Task details -> Without the images, write out the whole listing exactly.

..............................

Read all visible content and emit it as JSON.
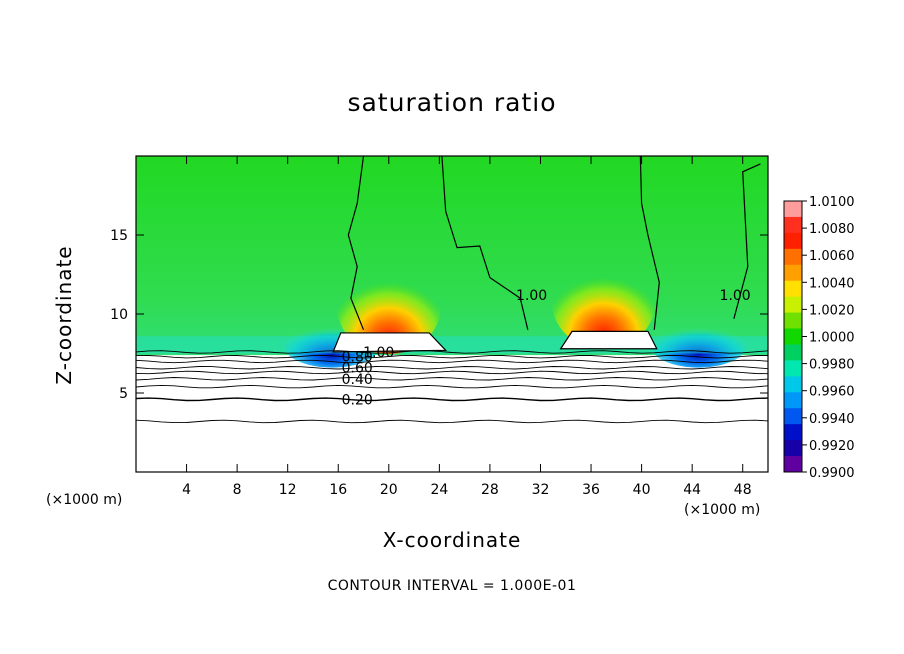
{
  "chart_data": {
    "type": "heatmap",
    "title": "saturation ratio",
    "xlabel": "X-coordinate",
    "ylabel": "Z-coordinate",
    "x_unit": "(×1000 m)",
    "z_unit": "(×1000 m)",
    "xlim": [
      0,
      50
    ],
    "ylim": [
      0,
      20
    ],
    "x_ticks": [
      4,
      8,
      12,
      16,
      20,
      24,
      28,
      32,
      36,
      40,
      44,
      48
    ],
    "y_ticks": [
      5,
      10,
      15
    ],
    "contour_interval_text": "CONTOUR INTERVAL = 1.000E-01",
    "colorbar": {
      "labels": [
        "1.0100",
        "1.0080",
        "1.0060",
        "1.0040",
        "1.0020",
        "1.0000",
        "0.9980",
        "0.9960",
        "0.9940",
        "0.9920",
        "0.9900"
      ],
      "colors": [
        "#ff9c9c",
        "#ff3020",
        "#ff2000",
        "#ff7000",
        "#ffa000",
        "#ffe000",
        "#c8f000",
        "#70e000",
        "#10d800",
        "#00d060",
        "#00e8b0",
        "#00c8e8",
        "#0098f8",
        "#0058f0",
        "#0010c8",
        "#1800a8",
        "#6000a0"
      ]
    },
    "contour_labels": [
      {
        "text": "0.20",
        "x": 17.5,
        "z": 4.6
      },
      {
        "text": "0.40",
        "x": 17.5,
        "z": 5.9
      },
      {
        "text": "0.60",
        "x": 17.5,
        "z": 6.6
      },
      {
        "text": "0.80",
        "x": 17.5,
        "z": 7.3
      },
      {
        "text": "1.00",
        "x": 19.2,
        "z": 7.6
      },
      {
        "text": "1.00",
        "x": 31.3,
        "z": 11.2
      },
      {
        "text": "1.00",
        "x": 47.4,
        "z": 11.2
      }
    ],
    "warm_maxima": [
      {
        "x": 20,
        "z": 10.5,
        "value": 1.0065
      },
      {
        "x": 37,
        "z": 10.8,
        "value": 1.006
      }
    ],
    "cold_minima": [
      {
        "x": 15.5,
        "z": 8.0,
        "value": 0.994
      },
      {
        "x": 44.5,
        "z": 8.0,
        "value": 0.993
      }
    ]
  }
}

..............................

Full output ->
Read all visible content and emit it as JSON.
{
  "chart_data": {
    "type": "heatmap",
    "title": "saturation ratio",
    "xlabel": "X-coordinate",
    "ylabel": "Z-coordinate",
    "x_unit": "(×1000 m)",
    "z_unit": "(×1000 m)",
    "xlim": [
      0,
      50
    ],
    "ylim": [
      0,
      20
    ],
    "x_ticks": [
      4,
      8,
      12,
      16,
      20,
      24,
      28,
      32,
      36,
      40,
      44,
      48
    ],
    "y_ticks": [
      5,
      10,
      15
    ],
    "contour_interval_text": "CONTOUR INTERVAL = 1.000E-01",
    "colorbar": {
      "labels": [
        "1.0100",
        "1.0080",
        "1.0060",
        "1.0040",
        "1.0020",
        "1.0000",
        "0.9980",
        "0.9960",
        "0.9940",
        "0.9920",
        "0.9900"
      ],
      "colors": [
        "#ff9c9c",
        "#ff3020",
        "#ff2000",
        "#ff7000",
        "#ffa000",
        "#ffe000",
        "#c8f000",
        "#70e000",
        "#10d800",
        "#00d060",
        "#00e8b0",
        "#00c8e8",
        "#0098f8",
        "#0058f0",
        "#0010c8",
        "#1800a8",
        "#6000a0"
      ]
    },
    "contour_labels": [
      {
        "text": "0.20",
        "x": 17.5,
        "z": 4.6
      },
      {
        "text": "0.40",
        "x": 17.5,
        "z": 5.9
      },
      {
        "text": "0.60",
        "x": 17.5,
        "z": 6.6
      },
      {
        "text": "0.80",
        "x": 17.5,
        "z": 7.3
      },
      {
        "text": "1.00",
        "x": 19.2,
        "z": 7.6
      },
      {
        "text": "1.00",
        "x": 31.3,
        "z": 11.2
      },
      {
        "text": "1.00",
        "x": 47.4,
        "z": 11.2
      }
    ],
    "warm_maxima": [
      {
        "x": 20,
        "z": 10.5,
        "value": 1.0065
      },
      {
        "x": 37,
        "z": 10.8,
        "value": 1.006
      }
    ],
    "cold_minima": [
      {
        "x": 15.5,
        "z": 8.0,
        "value": 0.994
      },
      {
        "x": 44.5,
        "z": 8.0,
        "value": 0.993
      }
    ]
  }
}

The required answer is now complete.